### Extracted records
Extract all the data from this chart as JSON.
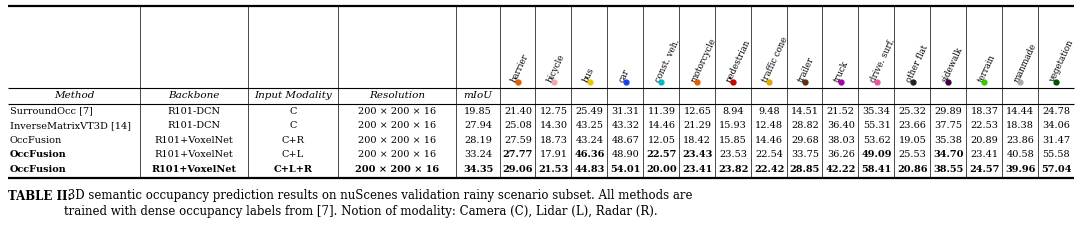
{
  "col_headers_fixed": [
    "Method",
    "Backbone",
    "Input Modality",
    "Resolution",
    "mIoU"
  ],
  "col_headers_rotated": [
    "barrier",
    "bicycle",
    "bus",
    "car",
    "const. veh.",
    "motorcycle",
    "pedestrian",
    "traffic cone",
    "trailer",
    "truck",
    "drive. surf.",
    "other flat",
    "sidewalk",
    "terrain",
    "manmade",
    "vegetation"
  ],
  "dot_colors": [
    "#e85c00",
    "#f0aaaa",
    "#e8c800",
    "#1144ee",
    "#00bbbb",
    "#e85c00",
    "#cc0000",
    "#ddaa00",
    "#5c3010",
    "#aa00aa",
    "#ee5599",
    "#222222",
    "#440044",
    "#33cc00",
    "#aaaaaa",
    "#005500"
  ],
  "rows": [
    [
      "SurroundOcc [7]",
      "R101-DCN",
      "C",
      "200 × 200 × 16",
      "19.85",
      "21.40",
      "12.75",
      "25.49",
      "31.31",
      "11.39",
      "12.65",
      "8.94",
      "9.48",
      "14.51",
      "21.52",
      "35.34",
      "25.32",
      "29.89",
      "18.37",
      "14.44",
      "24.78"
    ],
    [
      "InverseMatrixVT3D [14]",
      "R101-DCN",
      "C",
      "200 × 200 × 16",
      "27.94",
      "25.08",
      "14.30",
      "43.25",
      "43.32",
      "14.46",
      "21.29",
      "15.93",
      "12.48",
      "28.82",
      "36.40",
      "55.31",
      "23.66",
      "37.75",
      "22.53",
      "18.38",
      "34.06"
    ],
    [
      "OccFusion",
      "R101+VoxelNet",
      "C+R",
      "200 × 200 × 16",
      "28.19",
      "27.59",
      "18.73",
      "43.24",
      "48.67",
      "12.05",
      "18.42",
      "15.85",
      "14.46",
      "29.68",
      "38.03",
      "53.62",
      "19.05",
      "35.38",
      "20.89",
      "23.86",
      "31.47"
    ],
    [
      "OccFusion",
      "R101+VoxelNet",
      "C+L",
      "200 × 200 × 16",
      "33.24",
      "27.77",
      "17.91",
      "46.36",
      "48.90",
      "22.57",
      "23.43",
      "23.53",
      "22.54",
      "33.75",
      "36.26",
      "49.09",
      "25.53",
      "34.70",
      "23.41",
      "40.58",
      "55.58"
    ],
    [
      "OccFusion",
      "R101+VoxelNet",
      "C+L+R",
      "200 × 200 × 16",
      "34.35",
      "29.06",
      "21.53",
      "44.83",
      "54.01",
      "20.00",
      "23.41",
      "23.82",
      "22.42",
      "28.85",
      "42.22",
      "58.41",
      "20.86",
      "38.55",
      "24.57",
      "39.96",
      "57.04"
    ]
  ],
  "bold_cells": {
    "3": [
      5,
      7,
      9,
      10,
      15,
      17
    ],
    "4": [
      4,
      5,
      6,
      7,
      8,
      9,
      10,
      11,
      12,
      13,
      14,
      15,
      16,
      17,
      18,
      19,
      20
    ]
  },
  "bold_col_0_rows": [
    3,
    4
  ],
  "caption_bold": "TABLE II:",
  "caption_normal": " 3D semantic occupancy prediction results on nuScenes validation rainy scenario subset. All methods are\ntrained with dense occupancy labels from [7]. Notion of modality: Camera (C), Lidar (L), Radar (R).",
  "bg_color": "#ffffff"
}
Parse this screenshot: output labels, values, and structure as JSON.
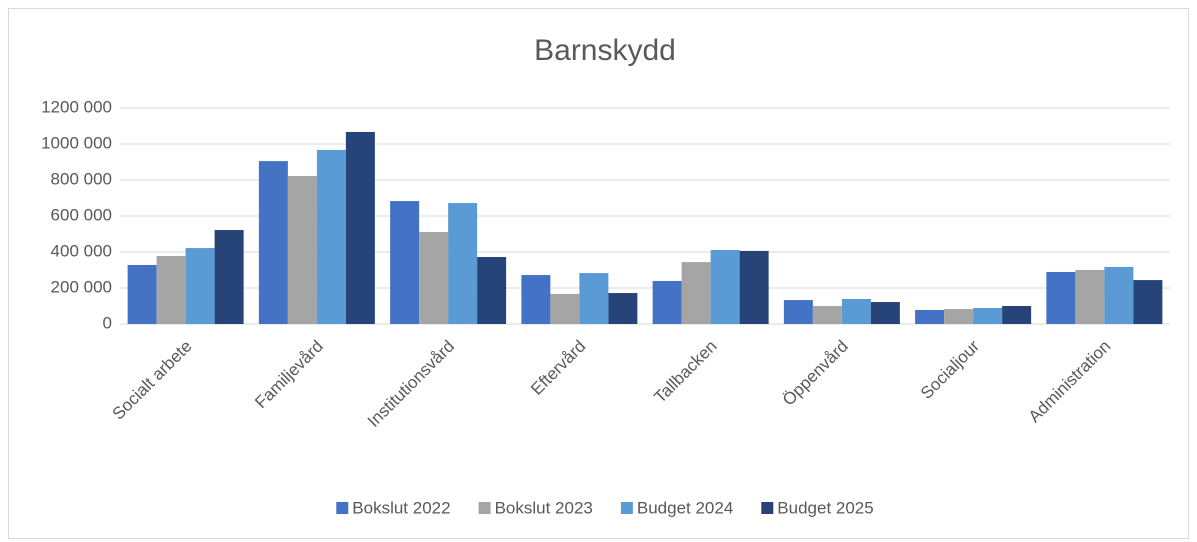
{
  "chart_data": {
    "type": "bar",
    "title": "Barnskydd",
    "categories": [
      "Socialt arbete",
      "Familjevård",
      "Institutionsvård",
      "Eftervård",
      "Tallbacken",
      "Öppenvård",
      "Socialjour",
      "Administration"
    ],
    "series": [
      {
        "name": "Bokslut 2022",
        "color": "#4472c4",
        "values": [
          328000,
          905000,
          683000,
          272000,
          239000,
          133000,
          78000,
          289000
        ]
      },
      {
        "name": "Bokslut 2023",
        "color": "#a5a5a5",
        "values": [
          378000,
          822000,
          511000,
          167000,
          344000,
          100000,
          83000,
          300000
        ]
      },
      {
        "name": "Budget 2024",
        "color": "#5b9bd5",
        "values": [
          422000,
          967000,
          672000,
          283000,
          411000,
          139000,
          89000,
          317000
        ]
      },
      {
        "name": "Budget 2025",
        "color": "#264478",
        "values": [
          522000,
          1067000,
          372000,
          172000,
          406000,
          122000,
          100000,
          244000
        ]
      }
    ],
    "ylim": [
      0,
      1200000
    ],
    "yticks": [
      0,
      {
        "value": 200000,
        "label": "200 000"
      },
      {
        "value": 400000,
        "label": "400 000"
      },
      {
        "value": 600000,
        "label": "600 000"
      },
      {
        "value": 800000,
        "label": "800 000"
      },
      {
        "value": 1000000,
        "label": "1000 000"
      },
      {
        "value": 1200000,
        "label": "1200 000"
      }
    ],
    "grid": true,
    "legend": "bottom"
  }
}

### WHAT IS ASKED
Make an exact copy of the listing above. Do not include the pictures.

### FINISHED ANSWER
Extract all the data from this chart as JSON.
{
  "col_headers_fixed": [
    "Method",
    "Backbone",
    "Input Modality",
    "Resolution",
    "mIoU"
  ],
  "col_headers_rotated": [
    "barrier",
    "bicycle",
    "bus",
    "car",
    "const. veh.",
    "motorcycle",
    "pedestrian",
    "traffic cone",
    "trailer",
    "truck",
    "drive. surf.",
    "other flat",
    "sidewalk",
    "terrain",
    "manmade",
    "vegetation"
  ],
  "dot_colors": [
    "#e85c00",
    "#f0aaaa",
    "#e8c800",
    "#1144ee",
    "#00bbbb",
    "#e85c00",
    "#cc0000",
    "#ddaa00",
    "#5c3010",
    "#aa00aa",
    "#ee5599",
    "#222222",
    "#440044",
    "#33cc00",
    "#aaaaaa",
    "#005500"
  ],
  "rows": [
    [
      "SurroundOcc [7]",
      "R101-DCN",
      "C",
      "200 × 200 × 16",
      "19.85",
      "21.40",
      "12.75",
      "25.49",
      "31.31",
      "11.39",
      "12.65",
      "8.94",
      "9.48",
      "14.51",
      "21.52",
      "35.34",
      "25.32",
      "29.89",
      "18.37",
      "14.44",
      "24.78"
    ],
    [
      "InverseMatrixVT3D [14]",
      "R101-DCN",
      "C",
      "200 × 200 × 16",
      "27.94",
      "25.08",
      "14.30",
      "43.25",
      "43.32",
      "14.46",
      "21.29",
      "15.93",
      "12.48",
      "28.82",
      "36.40",
      "55.31",
      "23.66",
      "37.75",
      "22.53",
      "18.38",
      "34.06"
    ],
    [
      "OccFusion",
      "R101+VoxelNet",
      "C+R",
      "200 × 200 × 16",
      "28.19",
      "27.59",
      "18.73",
      "43.24",
      "48.67",
      "12.05",
      "18.42",
      "15.85",
      "14.46",
      "29.68",
      "38.03",
      "53.62",
      "19.05",
      "35.38",
      "20.89",
      "23.86",
      "31.47"
    ],
    [
      "OccFusion",
      "R101+VoxelNet",
      "C+L",
      "200 × 200 × 16",
      "33.24",
      "27.77",
      "17.91",
      "46.36",
      "48.90",
      "22.57",
      "23.43",
      "23.53",
      "22.54",
      "33.75",
      "36.26",
      "49.09",
      "25.53",
      "34.70",
      "23.41",
      "40.58",
      "55.58"
    ],
    [
      "OccFusion",
      "R101+VoxelNet",
      "C+L+R",
      "200 × 200 × 16",
      "34.35",
      "29.06",
      "21.53",
      "44.83",
      "54.01",
      "20.00",
      "23.41",
      "23.82",
      "22.42",
      "28.85",
      "42.22",
      "58.41",
      "20.86",
      "38.55",
      "24.57",
      "39.96",
      "57.04"
    ]
  ],
  "bold_cells": {
    "3": [
      5,
      7,
      9,
      10,
      15,
      17
    ],
    "4": [
      4,
      5,
      6,
      7,
      8,
      9,
      10,
      11,
      12,
      13,
      14,
      15,
      16,
      17,
      18,
      19,
      20
    ]
  },
  "bold_col_0_rows": [
    3,
    4
  ],
  "caption_bold": "TABLE II:",
  "caption_normal": " 3D semantic occupancy prediction results on nuScenes validation rainy scenario subset. All methods are\ntrained with dense occupancy labels from [7]. Notion of modality: Camera (C), Lidar (L), Radar (R).",
  "bg_color": "#ffffff"
}
Parse this screenshot: output labels, values, and structure as JSON.
{
  "chart_data": {
    "type": "bar",
    "title": "Barnskydd",
    "categories": [
      "Socialt arbete",
      "Familjevård",
      "Institutionsvård",
      "Eftervård",
      "Tallbacken",
      "Öppenvård",
      "Socialjour",
      "Administration"
    ],
    "series": [
      {
        "name": "Bokslut 2022",
        "color": "#4472c4",
        "values": [
          328000,
          905000,
          683000,
          272000,
          239000,
          133000,
          78000,
          289000
        ]
      },
      {
        "name": "Bokslut 2023",
        "color": "#a5a5a5",
        "values": [
          378000,
          822000,
          511000,
          167000,
          344000,
          100000,
          83000,
          300000
        ]
      },
      {
        "name": "Budget 2024",
        "color": "#5b9bd5",
        "values": [
          422000,
          967000,
          672000,
          283000,
          411000,
          139000,
          89000,
          317000
        ]
      },
      {
        "name": "Budget 2025",
        "color": "#264478",
        "values": [
          522000,
          1067000,
          372000,
          172000,
          406000,
          122000,
          100000,
          244000
        ]
      }
    ],
    "ylim": [
      0,
      1200000
    ],
    "yticks": [
      0,
      {
        "value": 200000,
        "label": "200 000"
      },
      {
        "value": 400000,
        "label": "400 000"
      },
      {
        "value": 600000,
        "label": "600 000"
      },
      {
        "value": 800000,
        "label": "800 000"
      },
      {
        "value": 1000000,
        "label": "1000 000"
      },
      {
        "value": 1200000,
        "label": "1200 000"
      }
    ],
    "grid": true,
    "legend": "bottom"
  }
}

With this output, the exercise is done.